__Stated task 1__.
Say whether each statement agrees with the commentary below. Answer yes or no for each, and quote the words that settle it. (a) Crude rose 1.4 per cent, to $93.26. (b) Both Fed Presidents who spoke were voting members. (c) At its low point, the S&P500 was down 1 per cent.
__Stated task 2__.
Reproduce the part of the commentary below starting at "Lockhart for instance" and ending at "in past years.".
**** Extract to read ****
The distorting influence of the US Federal Reserve’s economic policies were to be seen everywhere last night. On a night where the ISM survey fell below the 50 barrier, it was risk on! Eventually – and in the US at least. To be fair, we have seen the ISM survey (which is one of the few good ones) flirt with the 50 line a few times before – in 2011 and 2012. One month doesn’t really signal anything and you need to see a sustained movement below 50 (below 42 if you’re talking about the whole economy) to be concerned. We’re nowhere near that at the moment. But production did fall sharply in June according to the survey, as did new orders. As in past years I would not worry about this, noise at the moment and the usual tidal flows that you would see in any robust economic expansion.
However you wouldn’t normally expect to see commodities surge and equities push higher on the figure – and we’re talking decent gains. Crude was up 1.4 per cent ($93.26), copper was 1.3 per cent higher and even gold was up $18 to $1411. The US dollar looms large here – as does the hand of the all-encompassing US Federal Reserve.
Now I should mentioned that we did initially see the reaction on equities that you’d expect from a softer ISM survey - at the low the S&P500 was down 0.5 per cent. Que the Fed. This time round it was commentary from two Fed Presidents, both non-voters – Atlanta Fed President Lockhart and San Fran Fed President Williams. Now, consistent with rhetoric we’ve heard from other FOMC members, both suggested that QE could tapered over the next few months. So far nothing really of interest and not all that market friendly in any case. What the market found more interesting were subsequent comments.
Lockhart for instance said that so far he wasn’t “getting a clear picture of an economy that really is tracking with considerable momentum.” Now I think that’s wrong, and the data back’s my view notwithstanding month-to-month volatility. The trend shows the private economy is growing at very strong rates. However those comments are consistent with a Fed that is prepared, once again, to overlook this positive data and continue printing. As they have done in past years.
The bigger truth was stated by Williams and it’s a point I’ve noted before: “The bigger picture is that any adjustment is not a major policy shift.” That’s assuming one is made. And in any case, Williams added another truth “Even if we do adjust downward our purchases, it doesn’t mean we’re now in some autopilot of moving in the same direction… you could even imagine a scenario where we adjust it downward based on good data and then adjust it back”.
**** Data listing ****
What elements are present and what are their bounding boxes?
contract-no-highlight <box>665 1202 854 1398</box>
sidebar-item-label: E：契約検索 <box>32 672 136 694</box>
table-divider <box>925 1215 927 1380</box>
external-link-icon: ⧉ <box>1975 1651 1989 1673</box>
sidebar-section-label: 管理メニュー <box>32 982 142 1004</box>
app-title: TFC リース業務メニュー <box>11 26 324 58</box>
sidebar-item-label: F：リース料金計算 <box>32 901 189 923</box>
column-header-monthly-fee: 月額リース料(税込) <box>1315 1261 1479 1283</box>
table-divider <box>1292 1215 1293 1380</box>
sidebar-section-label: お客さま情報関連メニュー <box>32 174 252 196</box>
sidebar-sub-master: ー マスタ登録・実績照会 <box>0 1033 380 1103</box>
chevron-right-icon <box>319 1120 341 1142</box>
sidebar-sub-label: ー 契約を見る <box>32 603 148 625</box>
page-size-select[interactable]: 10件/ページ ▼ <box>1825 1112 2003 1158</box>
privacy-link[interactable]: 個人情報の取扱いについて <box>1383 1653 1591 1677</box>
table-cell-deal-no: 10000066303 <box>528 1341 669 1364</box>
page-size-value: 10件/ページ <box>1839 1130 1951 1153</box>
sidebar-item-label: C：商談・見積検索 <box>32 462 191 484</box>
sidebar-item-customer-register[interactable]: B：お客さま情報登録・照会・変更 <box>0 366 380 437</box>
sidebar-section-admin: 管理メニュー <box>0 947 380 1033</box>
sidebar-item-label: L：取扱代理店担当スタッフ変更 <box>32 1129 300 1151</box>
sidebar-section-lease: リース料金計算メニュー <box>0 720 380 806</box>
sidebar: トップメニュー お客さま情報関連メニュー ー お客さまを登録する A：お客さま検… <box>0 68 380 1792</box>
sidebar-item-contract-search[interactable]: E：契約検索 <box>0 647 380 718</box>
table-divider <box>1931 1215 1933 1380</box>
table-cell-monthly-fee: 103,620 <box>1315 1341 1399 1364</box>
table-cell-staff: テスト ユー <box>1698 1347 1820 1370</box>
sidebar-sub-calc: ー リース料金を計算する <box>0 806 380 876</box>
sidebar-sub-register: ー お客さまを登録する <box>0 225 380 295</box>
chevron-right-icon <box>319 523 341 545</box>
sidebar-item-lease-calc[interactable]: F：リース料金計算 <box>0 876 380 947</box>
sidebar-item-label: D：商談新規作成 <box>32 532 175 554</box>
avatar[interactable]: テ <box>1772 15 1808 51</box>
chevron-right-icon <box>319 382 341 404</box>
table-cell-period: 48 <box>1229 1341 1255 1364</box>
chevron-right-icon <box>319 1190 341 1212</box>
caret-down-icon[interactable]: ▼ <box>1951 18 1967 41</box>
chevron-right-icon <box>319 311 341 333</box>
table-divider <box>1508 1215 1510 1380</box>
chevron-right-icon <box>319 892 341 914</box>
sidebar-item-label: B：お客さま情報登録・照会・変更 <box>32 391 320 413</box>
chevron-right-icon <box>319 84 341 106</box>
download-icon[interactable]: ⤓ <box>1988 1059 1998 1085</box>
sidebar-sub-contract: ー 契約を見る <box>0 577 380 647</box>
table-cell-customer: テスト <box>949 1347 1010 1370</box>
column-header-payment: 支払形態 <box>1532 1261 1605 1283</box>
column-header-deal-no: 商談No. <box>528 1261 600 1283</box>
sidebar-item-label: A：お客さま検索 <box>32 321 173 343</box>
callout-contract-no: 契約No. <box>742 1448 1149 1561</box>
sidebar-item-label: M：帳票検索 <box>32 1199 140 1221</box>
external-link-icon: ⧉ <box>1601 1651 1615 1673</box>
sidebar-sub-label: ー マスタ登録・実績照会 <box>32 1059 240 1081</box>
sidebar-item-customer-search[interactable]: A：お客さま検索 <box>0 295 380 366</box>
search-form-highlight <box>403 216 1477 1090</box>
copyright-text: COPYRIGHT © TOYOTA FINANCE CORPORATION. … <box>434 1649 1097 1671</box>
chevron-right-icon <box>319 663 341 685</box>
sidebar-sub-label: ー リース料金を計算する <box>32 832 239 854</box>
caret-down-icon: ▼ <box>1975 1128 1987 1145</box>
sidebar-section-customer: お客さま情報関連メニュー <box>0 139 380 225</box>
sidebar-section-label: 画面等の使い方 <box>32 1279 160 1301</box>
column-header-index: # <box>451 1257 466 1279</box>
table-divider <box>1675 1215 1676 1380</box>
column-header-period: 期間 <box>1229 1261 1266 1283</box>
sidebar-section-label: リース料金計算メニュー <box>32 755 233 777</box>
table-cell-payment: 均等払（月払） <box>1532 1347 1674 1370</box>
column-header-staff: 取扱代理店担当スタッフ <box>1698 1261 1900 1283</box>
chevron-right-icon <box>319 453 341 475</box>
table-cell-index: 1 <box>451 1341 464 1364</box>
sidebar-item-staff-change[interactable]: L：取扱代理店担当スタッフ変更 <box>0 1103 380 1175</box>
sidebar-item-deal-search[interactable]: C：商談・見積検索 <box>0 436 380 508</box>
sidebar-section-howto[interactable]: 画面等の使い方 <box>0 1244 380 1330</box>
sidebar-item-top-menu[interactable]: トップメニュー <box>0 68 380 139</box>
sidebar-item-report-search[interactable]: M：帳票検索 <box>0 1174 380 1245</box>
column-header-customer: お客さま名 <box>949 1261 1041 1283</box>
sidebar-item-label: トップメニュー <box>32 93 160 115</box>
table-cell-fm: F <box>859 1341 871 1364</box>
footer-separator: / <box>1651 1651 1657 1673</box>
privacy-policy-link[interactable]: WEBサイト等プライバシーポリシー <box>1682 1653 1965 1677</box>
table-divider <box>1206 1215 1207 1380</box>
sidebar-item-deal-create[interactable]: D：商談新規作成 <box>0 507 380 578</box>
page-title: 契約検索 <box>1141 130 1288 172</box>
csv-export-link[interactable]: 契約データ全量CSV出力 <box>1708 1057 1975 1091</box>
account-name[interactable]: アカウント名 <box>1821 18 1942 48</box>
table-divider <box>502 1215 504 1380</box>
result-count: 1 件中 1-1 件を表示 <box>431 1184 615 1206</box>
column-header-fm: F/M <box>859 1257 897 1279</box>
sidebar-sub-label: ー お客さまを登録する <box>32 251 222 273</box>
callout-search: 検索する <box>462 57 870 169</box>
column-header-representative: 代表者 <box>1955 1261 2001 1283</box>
****
__Answer 1__.
(a) Yes: "Crude was up 1.4 per cent ($93.26)"
(b) No: "both non-voters"
(c) No: "at the low the S&P500 was down 0.5 per cent"

__Answer 2__.
Lockhart for instance said that so far he wasn’t “getting a clear picture of an economy that really is tracking with considerable momentum.” Now I think that’s wrong, and the data back’s my view notwithstanding month-to-month volatility. The trend shows the private economy is growing at very strong rates. However those comments are consistent with a Fed that is prepared, once again, to overlook this positive data and continue printing. As they have done in past years.